Filter the records below for the word "screenshot". Copy each line that holds it.

— start of MATERIAL FOR THE TASK —

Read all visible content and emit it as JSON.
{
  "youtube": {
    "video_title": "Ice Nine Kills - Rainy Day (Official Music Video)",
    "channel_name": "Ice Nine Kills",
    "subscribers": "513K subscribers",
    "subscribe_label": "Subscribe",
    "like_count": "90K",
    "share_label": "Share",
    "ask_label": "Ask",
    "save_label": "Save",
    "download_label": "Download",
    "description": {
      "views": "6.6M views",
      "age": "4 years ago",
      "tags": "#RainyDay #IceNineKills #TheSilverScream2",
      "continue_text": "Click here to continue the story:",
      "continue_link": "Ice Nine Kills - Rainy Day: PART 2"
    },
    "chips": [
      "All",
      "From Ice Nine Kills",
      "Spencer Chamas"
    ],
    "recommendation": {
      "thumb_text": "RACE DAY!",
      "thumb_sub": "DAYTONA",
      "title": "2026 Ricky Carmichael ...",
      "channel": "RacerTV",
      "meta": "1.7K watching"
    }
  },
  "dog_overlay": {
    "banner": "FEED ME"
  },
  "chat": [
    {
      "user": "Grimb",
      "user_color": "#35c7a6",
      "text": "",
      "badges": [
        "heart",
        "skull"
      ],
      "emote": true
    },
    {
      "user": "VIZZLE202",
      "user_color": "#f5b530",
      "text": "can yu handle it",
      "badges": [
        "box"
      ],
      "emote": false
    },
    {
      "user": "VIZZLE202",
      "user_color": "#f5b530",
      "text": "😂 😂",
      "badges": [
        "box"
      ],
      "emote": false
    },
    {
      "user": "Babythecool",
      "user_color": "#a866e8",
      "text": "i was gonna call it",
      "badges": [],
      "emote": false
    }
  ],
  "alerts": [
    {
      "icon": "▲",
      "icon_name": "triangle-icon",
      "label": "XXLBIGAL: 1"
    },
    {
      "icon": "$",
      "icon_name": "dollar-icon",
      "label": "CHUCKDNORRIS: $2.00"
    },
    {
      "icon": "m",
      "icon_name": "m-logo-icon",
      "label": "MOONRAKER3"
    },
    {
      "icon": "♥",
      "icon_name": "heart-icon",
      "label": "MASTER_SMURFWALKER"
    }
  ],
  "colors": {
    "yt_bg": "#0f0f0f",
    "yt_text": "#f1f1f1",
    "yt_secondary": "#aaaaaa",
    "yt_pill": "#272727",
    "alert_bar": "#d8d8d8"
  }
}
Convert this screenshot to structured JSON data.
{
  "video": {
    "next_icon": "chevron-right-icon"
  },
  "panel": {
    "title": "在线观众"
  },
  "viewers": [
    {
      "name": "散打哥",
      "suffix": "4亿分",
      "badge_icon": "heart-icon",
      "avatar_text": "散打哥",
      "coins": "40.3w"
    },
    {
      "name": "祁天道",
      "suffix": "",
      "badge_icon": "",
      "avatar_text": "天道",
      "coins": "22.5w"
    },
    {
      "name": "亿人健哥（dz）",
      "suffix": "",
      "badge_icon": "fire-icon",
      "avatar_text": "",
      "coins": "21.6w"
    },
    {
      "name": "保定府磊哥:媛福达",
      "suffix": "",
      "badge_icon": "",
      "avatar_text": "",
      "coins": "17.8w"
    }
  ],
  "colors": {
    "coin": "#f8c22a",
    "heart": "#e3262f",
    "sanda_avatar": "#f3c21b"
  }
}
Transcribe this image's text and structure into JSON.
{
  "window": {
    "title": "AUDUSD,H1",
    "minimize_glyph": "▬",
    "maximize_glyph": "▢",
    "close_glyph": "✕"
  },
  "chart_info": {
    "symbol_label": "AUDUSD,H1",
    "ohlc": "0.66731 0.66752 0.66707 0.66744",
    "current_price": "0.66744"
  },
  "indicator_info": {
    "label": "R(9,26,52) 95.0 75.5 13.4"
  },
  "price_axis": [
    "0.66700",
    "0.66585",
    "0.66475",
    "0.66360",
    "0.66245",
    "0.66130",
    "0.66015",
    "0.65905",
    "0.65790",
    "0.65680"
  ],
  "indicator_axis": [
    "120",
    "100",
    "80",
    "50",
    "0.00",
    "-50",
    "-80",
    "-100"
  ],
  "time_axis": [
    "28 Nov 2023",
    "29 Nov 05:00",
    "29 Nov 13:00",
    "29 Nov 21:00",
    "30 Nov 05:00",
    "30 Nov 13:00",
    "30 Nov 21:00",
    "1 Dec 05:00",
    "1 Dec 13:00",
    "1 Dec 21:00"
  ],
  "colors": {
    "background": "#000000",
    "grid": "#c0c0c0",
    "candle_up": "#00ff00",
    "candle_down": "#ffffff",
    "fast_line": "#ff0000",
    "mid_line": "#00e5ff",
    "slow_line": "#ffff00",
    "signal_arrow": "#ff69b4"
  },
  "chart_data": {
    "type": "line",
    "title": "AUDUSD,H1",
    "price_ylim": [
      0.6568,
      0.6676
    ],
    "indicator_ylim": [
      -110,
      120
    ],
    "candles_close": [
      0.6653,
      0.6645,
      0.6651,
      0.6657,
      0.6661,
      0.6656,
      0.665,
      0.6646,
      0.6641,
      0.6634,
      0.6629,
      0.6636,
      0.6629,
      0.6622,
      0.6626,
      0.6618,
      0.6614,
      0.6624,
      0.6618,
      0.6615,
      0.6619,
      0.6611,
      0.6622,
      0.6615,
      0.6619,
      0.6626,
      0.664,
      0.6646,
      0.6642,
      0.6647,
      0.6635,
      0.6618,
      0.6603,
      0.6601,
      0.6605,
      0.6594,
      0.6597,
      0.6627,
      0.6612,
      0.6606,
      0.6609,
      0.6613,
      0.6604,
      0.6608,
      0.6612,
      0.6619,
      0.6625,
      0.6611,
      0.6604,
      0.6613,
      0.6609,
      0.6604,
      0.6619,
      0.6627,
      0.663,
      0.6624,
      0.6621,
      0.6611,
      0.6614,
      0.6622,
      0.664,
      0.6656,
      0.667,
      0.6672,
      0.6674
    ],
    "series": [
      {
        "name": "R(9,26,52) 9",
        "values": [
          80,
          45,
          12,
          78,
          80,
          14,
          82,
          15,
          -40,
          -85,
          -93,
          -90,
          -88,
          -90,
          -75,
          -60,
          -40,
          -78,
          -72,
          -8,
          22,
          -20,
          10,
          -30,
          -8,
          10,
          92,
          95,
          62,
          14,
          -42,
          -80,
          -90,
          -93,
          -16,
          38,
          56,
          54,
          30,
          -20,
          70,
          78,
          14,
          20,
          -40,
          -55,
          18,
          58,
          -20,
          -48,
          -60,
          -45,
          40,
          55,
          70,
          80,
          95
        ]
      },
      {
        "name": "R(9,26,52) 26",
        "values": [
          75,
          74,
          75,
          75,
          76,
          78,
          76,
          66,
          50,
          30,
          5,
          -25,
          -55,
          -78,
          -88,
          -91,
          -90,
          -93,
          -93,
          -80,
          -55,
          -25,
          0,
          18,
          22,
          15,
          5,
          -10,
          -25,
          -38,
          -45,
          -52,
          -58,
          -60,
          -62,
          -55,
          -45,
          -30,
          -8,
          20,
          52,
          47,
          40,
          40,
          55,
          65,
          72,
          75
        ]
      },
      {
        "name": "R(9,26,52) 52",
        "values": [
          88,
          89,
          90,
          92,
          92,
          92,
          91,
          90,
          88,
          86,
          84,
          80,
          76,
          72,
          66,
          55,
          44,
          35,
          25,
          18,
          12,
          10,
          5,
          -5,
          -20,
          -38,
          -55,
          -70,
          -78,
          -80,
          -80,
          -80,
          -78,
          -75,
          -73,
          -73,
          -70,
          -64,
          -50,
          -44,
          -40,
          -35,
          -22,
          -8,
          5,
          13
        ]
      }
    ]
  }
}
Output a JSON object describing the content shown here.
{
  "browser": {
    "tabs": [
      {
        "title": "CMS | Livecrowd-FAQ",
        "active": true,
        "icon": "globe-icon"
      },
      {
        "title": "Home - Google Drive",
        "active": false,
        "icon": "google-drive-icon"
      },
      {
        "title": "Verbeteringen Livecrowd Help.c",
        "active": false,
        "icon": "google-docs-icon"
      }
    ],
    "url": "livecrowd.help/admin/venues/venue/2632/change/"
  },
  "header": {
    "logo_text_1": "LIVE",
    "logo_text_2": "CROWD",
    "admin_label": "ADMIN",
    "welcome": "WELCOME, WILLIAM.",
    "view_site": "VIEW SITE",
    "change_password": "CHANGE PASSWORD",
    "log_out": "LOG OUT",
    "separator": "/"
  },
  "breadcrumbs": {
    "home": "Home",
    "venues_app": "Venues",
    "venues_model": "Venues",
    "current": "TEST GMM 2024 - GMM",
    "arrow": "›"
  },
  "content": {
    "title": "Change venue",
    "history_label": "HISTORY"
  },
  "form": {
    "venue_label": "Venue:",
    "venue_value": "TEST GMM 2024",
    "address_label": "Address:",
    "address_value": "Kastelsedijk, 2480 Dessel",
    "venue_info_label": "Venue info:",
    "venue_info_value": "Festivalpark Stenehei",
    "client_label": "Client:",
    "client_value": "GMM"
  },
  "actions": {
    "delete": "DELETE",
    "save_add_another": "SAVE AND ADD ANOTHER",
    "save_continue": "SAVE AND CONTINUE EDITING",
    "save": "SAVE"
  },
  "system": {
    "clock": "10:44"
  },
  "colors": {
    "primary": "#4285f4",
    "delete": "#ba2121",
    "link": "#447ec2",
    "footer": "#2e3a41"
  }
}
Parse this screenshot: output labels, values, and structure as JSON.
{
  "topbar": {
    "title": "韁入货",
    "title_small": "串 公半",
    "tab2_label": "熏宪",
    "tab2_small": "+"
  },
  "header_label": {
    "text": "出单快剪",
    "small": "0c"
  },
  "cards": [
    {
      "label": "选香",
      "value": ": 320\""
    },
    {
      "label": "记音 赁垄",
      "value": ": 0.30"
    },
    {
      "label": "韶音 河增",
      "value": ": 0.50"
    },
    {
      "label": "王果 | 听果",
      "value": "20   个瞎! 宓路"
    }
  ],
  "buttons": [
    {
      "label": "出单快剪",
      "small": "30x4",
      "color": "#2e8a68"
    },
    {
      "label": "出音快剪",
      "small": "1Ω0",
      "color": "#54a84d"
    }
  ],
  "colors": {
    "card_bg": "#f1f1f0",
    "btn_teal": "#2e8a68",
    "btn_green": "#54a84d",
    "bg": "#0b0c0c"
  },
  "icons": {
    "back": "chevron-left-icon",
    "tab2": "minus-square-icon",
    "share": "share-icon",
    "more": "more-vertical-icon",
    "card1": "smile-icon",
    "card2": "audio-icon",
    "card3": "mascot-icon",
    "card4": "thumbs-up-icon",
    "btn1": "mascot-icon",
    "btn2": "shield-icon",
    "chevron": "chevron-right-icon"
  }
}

— end of MATERIAL FOR THE TASK —

# RIGHT ANSWER
Convert this screenshot to structured JSON data.
Parse this screenshot: output labels, values, and structure as JSON.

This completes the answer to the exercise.